**Work instructions:**
Set out every line bearing the string "only".
Stored rows start
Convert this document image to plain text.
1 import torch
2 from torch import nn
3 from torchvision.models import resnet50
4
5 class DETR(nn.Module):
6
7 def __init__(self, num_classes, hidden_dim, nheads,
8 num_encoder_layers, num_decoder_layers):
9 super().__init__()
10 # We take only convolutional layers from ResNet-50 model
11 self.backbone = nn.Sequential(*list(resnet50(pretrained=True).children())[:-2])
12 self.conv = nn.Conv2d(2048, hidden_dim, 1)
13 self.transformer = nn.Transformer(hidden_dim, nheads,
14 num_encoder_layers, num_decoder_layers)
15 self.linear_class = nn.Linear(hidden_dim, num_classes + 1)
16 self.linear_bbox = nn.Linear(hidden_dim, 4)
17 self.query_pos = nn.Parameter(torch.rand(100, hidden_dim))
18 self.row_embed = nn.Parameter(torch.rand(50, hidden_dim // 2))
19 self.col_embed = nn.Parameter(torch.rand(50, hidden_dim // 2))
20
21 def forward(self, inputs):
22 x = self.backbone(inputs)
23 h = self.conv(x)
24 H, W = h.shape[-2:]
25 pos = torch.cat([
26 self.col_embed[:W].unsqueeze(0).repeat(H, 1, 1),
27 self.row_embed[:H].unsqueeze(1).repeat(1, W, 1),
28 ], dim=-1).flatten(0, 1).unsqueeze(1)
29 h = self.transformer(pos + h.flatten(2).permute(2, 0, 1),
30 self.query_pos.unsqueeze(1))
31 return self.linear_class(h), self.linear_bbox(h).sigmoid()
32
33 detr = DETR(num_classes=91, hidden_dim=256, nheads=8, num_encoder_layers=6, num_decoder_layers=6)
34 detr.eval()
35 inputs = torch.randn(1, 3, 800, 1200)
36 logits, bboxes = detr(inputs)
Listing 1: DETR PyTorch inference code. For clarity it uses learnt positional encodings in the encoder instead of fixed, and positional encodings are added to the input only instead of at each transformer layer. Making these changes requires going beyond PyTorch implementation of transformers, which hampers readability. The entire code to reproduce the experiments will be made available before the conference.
Stored rows end
**Task solution:**
10 # We take only convolutional layers from ResNet-50 model
Listing 1: DETR PyTorch inference code. For clarity it uses learnt positional encodings in the encoder instead of fixed, and positional encodings are added to the input only instead of at each transformer layer. Making these changes requires going beyond PyTorch implementation of transformers, which hampers readability. The entire code to reproduce the experiments will be made available before the conference.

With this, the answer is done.